» **What is asked**: Track down the lines that contain "title" and copy them.
======== Data provided ========
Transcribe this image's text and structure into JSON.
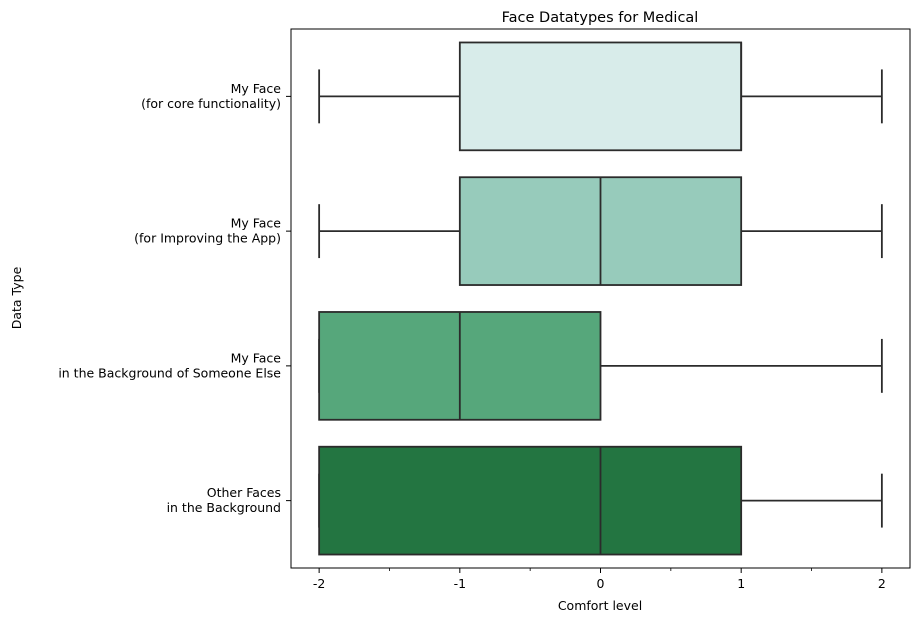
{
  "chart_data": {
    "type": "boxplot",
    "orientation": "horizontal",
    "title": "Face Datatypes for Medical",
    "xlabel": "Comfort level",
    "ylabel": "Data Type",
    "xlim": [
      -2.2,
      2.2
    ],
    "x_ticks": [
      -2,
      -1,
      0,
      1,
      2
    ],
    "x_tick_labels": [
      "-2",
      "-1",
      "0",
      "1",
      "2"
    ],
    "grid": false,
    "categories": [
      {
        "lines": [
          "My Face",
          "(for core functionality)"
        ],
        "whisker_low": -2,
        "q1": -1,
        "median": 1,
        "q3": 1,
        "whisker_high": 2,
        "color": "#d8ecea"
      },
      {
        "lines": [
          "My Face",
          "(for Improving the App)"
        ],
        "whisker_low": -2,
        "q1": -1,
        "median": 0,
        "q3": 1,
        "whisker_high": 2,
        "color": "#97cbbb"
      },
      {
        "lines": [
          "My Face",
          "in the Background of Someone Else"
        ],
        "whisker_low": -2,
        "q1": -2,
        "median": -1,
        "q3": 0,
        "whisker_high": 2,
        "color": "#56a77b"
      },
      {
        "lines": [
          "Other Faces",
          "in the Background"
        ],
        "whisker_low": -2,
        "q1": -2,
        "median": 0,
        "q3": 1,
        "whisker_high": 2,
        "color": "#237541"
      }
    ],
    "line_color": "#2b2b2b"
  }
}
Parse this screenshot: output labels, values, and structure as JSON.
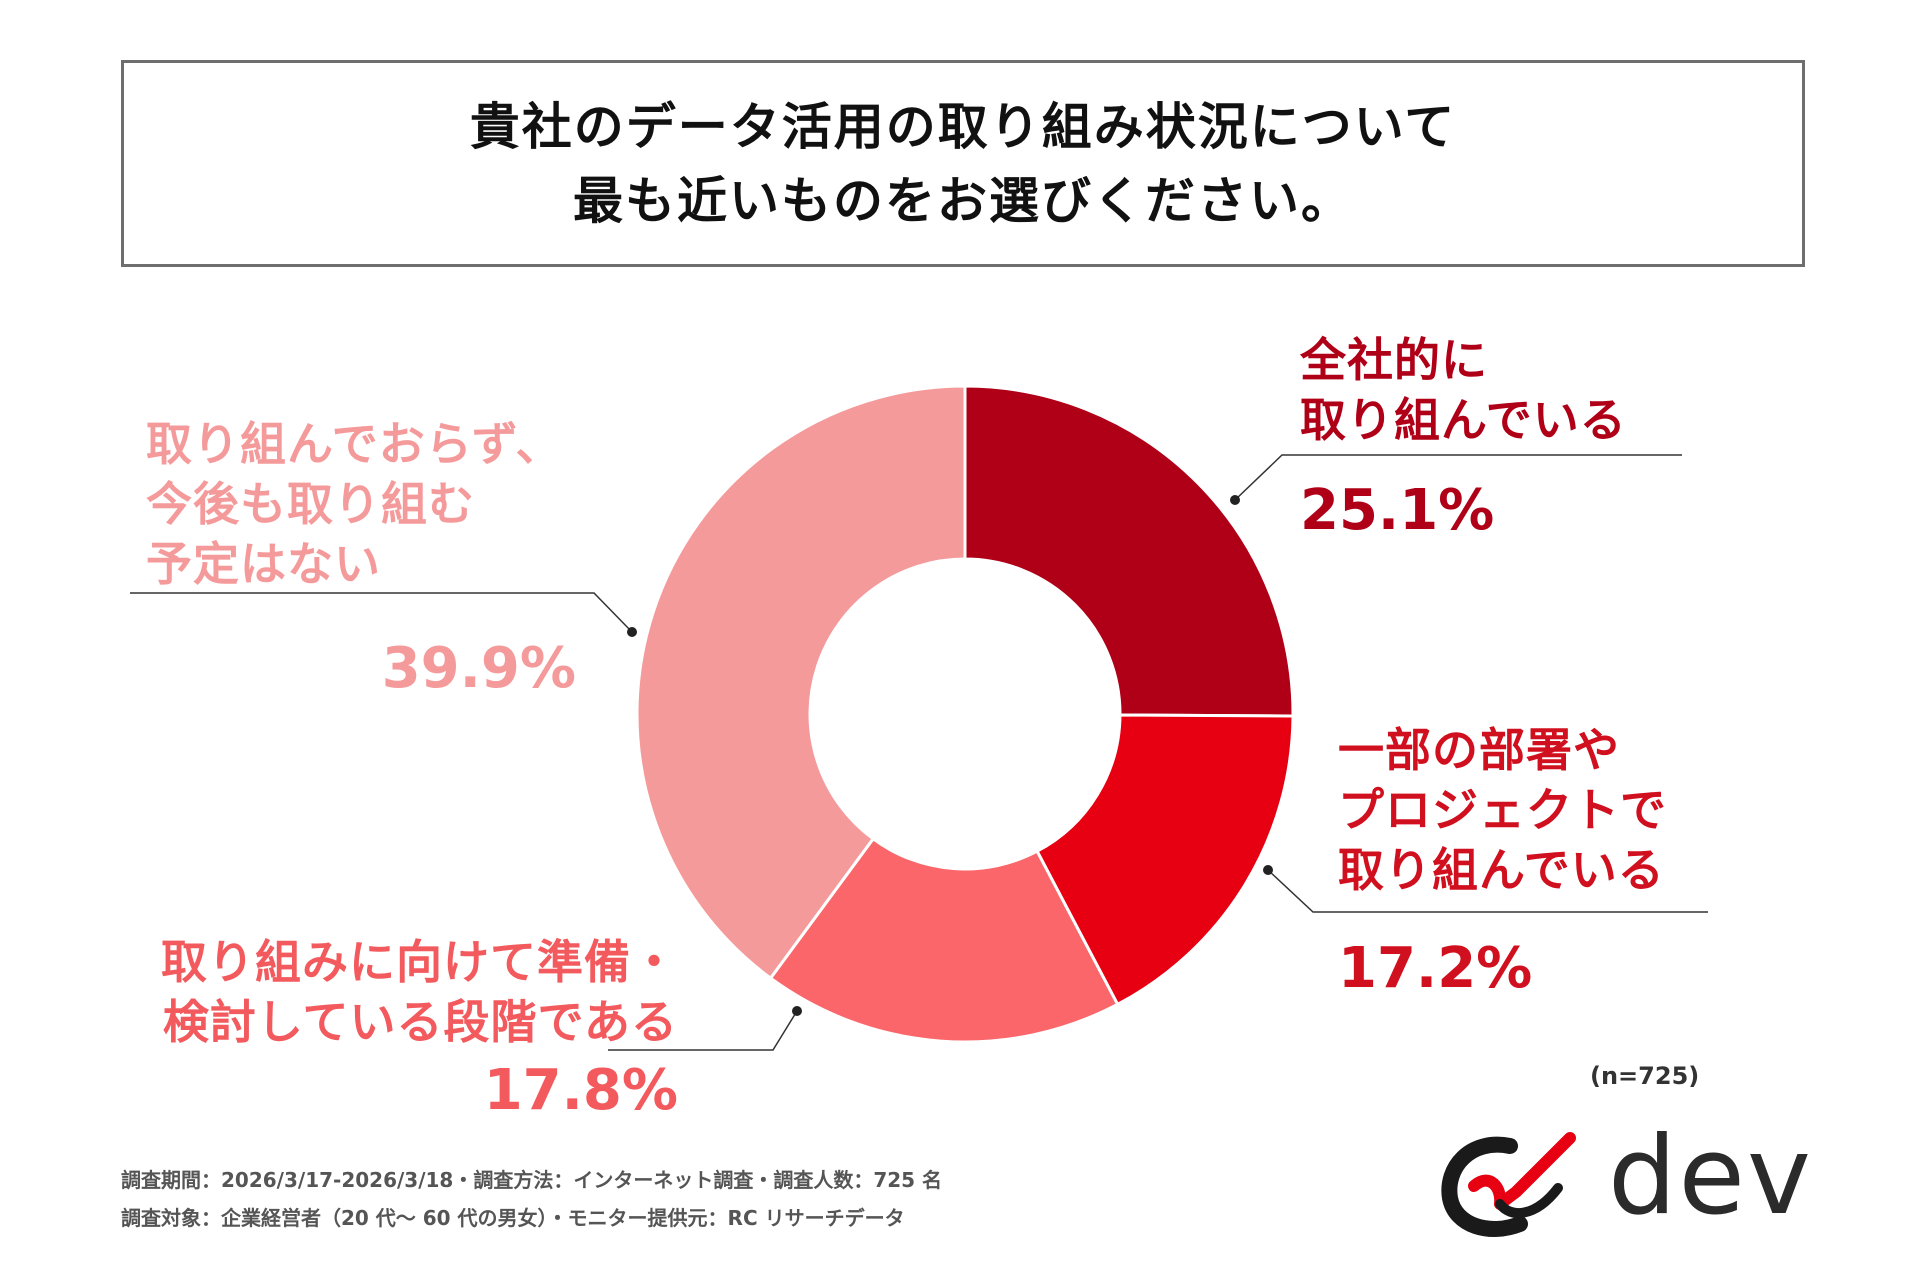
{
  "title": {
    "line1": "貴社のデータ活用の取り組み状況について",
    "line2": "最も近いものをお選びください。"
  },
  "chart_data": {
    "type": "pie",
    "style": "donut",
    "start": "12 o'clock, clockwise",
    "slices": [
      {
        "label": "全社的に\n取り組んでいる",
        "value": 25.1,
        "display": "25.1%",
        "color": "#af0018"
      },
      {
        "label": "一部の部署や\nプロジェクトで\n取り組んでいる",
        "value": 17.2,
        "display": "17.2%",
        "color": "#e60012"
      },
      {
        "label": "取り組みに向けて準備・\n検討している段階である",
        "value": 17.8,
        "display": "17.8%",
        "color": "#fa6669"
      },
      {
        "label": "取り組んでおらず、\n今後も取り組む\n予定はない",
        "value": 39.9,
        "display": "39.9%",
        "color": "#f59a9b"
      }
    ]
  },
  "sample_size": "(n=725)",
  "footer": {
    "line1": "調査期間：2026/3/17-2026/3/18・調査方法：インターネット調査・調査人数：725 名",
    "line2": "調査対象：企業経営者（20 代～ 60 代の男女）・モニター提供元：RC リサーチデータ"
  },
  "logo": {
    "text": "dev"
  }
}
========
» **Task result**:
    "title": "Face Datatypes for Medical",
  "title": {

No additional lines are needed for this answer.